***** Supplied records *****

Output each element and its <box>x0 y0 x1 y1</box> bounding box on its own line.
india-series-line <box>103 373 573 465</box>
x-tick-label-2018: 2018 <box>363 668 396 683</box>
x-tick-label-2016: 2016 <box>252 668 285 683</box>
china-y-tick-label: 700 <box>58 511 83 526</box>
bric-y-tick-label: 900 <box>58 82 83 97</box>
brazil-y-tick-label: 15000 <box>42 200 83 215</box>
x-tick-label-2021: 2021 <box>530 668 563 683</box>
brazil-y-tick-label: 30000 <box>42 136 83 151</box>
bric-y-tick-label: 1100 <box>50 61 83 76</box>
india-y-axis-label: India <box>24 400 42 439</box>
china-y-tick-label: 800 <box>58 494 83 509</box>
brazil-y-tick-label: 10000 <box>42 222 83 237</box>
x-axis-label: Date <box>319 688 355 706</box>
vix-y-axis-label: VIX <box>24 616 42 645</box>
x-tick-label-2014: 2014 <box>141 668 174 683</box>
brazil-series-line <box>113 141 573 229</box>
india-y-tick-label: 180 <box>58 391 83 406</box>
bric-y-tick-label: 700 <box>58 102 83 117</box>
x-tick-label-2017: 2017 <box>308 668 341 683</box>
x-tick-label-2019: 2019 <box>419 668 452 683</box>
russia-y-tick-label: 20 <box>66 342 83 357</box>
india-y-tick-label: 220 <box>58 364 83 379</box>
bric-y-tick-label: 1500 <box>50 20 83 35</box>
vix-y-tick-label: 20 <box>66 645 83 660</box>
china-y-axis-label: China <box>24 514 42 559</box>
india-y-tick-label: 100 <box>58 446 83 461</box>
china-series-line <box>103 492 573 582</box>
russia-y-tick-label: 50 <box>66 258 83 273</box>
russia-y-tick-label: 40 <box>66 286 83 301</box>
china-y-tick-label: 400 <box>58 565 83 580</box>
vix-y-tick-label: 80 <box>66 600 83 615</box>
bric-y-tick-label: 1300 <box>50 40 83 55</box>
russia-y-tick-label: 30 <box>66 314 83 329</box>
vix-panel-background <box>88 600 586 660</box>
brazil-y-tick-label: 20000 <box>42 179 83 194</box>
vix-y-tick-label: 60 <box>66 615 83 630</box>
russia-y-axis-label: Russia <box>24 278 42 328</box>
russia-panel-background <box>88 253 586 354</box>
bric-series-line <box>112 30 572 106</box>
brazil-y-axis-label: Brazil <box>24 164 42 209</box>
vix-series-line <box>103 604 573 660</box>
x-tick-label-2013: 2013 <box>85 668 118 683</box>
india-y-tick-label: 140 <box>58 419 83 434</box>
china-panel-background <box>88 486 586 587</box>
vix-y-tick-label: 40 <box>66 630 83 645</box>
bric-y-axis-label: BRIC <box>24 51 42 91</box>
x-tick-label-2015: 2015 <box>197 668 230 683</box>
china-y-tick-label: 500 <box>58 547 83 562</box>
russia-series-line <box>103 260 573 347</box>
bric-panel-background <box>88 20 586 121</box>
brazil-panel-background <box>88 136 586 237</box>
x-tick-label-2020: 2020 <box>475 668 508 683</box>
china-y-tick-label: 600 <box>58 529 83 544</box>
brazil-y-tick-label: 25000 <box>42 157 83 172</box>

*****

## [Task to complete]
Turn every line in the items above into a Markdown table with the columns "Row" and "Line," skipping any blank lines.

## [Reply]
| Row | Line |
|---|---|
| 1 | Output each element and its <box>x0 y0 x1 y1</box> bounding box on its own line. |
| 2 | india-series-line <box>103 373 573 465</box> |
| 3 | x-tick-label-2018: 2018 <box>363 668 396 683</box> |
| 4 | x-tick-label-2016: 2016 <box>252 668 285 683</box> |
| 5 | china-y-tick-label: 700 <box>58 511 83 526</box> |
| 6 | bric-y-tick-label: 900 <box>58 82 83 97</box> |
| 7 | brazil-y-tick-label: 15000 <box>42 200 83 215</box> |
| 8 | x-tick-label-2021: 2021 <box>530 668 563 683</box> |
| 9 | brazil-y-tick-label: 30000 <box>42 136 83 151</box> |
| 10 | bric-y-tick-label: 1100 <box>50 61 83 76</box> |
| 11 | india-y-axis-label: India <box>24 400 42 439</box> |
| 12 | china-y-tick-label: 800 <box>58 494 83 509</box> |
| 13 | brazil-y-tick-label: 10000 <box>42 222 83 237</box> |
| 14 | x-axis-label: Date <box>319 688 355 706</box> |
| 15 | vix-y-axis-label: VIX <box>24 616 42 645</box> |
| 16 | x-tick-label-2014: 2014 <box>141 668 174 683</box> |
| 17 | brazil-series-line <box>113 141 573 229</box> |
| 18 | india-y-tick-label: 180 <box>58 391 83 406</box> |
| 19 | bric-y-tick-label: 700 <box>58 102 83 117</box> |
| 20 | x-tick-label-2017: 2017 <box>308 668 341 683</box> |
| 21 | x-tick-label-2019: 2019 <box>419 668 452 683</box> |
| 22 | russia-y-tick-label: 20 <box>66 342 83 357</box> |
| 23 | india-y-tick-label: 220 <box>58 364 83 379</box> |
| 24 | bric-y-tick-label: 1500 <box>50 20 83 35</box> |
| 25 | vix-y-tick-label: 20 <box>66 645 83 660</box> |
| 26 | china-y-axis-label: China <box>24 514 42 559</box> |
| 27 | india-y-tick-label: 100 <box>58 446 83 461</box> |
| 28 | china-series-line <box>103 492 573 582</box> |
| 29 | russia-y-tick-label: 50 <box>66 258 83 273</box> |
| 30 | russia-y-tick-label: 40 <box>66 286 83 301</box> |
| 31 | china-y-tick-label: 400 <box>58 565 83 580</box> |
| 32 | vix-y-tick-label: 80 <box>66 600 83 615</box> |
| 33 | bric-y-tick-label: 1300 <box>50 40 83 55</box> |
| 34 | russia-y-tick-label: 30 <box>66 314 83 329</box> |
| 35 | vix-panel-background <box>88 600 586 660</box> |
| 36 | brazil-y-tick-label: 20000 <box>42 179 83 194</box> |
| 37 | vix-y-tick-label: 60 <box>66 615 83 630</box> |
| 38 | russia-y-axis-label: Russia <box>24 278 42 328</box> |
| 39 | russia-panel-background <box>88 253 586 354</box> |
| 40 | bric-series-line <box>112 30 572 106</box> |
| 41 | brazil-y-axis-label: Brazil <box>24 164 42 209</box> |
| 42 | vix-series-line <box>103 604 573 660</box> |
| 43 | x-tick-label-2013: 2013 <box>85 668 118 683</box> |
| 44 | india-y-tick-label: 140 <box>58 419 83 434</box> |
| 45 | china-panel-background <box>88 486 586 587</box> |
| 46 | vix-y-tick-label: 40 <box>66 630 83 645</box> |
| 47 | bric-y-axis-label: BRIC <box>24 51 42 91</box> |
| 48 | x-tick-label-2015: 2015 <box>197 668 230 683</box> |
| 49 | china-y-tick-label: 500 <box>58 547 83 562</box> |
| 50 | russia-series-line <box>103 260 573 347</box> |
| 51 | bric-panel-background <box>88 20 586 121</box> |
| 52 | brazil-panel-background <box>88 136 586 237</box> |
| 53 | x-tick-label-2020: 2020 <box>475 668 508 683</box> |
| 54 | china-y-tick-label: 600 <box>58 529 83 544</box> |
| 55 | brazil-y-tick-label: 25000 <box>42 157 83 172</box> |